## WRITTEN REQUEST
Give the number of lines containing the word "paydo" and nothing more.

## Source data
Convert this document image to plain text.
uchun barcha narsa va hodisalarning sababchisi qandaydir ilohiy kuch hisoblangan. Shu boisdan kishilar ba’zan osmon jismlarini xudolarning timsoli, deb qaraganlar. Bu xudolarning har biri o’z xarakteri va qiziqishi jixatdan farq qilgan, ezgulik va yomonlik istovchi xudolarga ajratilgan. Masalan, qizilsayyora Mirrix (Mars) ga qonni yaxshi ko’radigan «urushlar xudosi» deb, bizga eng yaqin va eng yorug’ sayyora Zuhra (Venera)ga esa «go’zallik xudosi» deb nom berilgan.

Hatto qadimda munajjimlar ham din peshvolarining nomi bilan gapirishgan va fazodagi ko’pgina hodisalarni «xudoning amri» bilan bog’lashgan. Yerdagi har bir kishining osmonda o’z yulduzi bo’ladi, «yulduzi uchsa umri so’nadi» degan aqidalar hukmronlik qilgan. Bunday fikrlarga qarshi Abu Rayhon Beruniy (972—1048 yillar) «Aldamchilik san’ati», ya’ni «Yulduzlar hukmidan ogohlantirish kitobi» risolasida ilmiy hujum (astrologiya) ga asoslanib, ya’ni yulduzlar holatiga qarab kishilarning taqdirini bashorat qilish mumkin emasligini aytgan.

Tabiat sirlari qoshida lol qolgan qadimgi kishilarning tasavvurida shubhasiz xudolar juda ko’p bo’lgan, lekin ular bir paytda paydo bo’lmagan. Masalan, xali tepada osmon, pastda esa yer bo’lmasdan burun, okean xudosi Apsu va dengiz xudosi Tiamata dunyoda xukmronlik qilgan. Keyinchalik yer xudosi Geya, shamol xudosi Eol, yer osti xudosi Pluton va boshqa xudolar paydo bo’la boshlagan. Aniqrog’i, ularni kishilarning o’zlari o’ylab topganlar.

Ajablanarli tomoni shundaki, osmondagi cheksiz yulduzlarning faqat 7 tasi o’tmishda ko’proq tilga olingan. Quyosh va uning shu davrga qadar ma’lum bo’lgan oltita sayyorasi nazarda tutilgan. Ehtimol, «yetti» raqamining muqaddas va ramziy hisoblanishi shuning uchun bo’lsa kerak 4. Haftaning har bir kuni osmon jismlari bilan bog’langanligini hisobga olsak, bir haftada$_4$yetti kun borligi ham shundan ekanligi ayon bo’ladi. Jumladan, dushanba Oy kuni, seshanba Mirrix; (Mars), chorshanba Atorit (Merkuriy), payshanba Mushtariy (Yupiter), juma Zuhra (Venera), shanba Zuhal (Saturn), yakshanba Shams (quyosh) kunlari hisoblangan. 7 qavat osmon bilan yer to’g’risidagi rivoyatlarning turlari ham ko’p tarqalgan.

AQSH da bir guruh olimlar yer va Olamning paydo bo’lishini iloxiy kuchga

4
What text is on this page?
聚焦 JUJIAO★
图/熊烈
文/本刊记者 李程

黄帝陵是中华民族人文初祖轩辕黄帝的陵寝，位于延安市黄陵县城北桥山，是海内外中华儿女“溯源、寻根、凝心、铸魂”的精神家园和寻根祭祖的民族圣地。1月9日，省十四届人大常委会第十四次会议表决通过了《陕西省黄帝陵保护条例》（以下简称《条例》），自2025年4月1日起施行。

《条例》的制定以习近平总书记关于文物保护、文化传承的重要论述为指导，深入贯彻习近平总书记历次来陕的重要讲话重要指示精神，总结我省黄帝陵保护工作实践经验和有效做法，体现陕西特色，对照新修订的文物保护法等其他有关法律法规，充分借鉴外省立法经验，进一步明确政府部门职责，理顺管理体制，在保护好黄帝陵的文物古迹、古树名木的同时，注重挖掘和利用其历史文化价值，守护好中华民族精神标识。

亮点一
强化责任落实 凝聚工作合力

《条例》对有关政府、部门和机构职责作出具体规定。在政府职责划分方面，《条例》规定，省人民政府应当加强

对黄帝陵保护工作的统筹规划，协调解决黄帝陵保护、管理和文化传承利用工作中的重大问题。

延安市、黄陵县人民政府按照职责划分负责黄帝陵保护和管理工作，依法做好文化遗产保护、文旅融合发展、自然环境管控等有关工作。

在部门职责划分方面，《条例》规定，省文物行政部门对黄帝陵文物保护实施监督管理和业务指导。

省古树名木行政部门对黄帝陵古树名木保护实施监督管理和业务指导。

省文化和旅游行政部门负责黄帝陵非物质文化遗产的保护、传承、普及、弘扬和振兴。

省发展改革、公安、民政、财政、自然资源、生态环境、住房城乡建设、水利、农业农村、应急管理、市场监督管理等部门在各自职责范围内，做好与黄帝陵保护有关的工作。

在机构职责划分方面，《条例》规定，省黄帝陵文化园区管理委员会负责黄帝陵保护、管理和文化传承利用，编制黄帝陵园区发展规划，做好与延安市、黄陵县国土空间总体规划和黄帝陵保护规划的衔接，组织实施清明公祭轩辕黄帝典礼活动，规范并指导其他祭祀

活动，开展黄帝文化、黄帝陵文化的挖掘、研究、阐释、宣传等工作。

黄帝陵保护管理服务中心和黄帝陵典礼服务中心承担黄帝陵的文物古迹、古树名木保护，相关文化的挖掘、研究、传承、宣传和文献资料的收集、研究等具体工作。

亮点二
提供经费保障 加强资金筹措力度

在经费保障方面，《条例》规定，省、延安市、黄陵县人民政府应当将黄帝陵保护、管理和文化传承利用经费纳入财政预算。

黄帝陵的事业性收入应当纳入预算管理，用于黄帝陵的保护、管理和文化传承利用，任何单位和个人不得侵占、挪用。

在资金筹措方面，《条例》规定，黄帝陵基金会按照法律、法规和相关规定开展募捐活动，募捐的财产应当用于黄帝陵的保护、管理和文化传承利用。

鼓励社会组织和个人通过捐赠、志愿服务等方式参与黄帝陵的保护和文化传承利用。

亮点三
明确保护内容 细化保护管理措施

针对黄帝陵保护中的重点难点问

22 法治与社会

## RESPONSE TO THE EXERCISE
2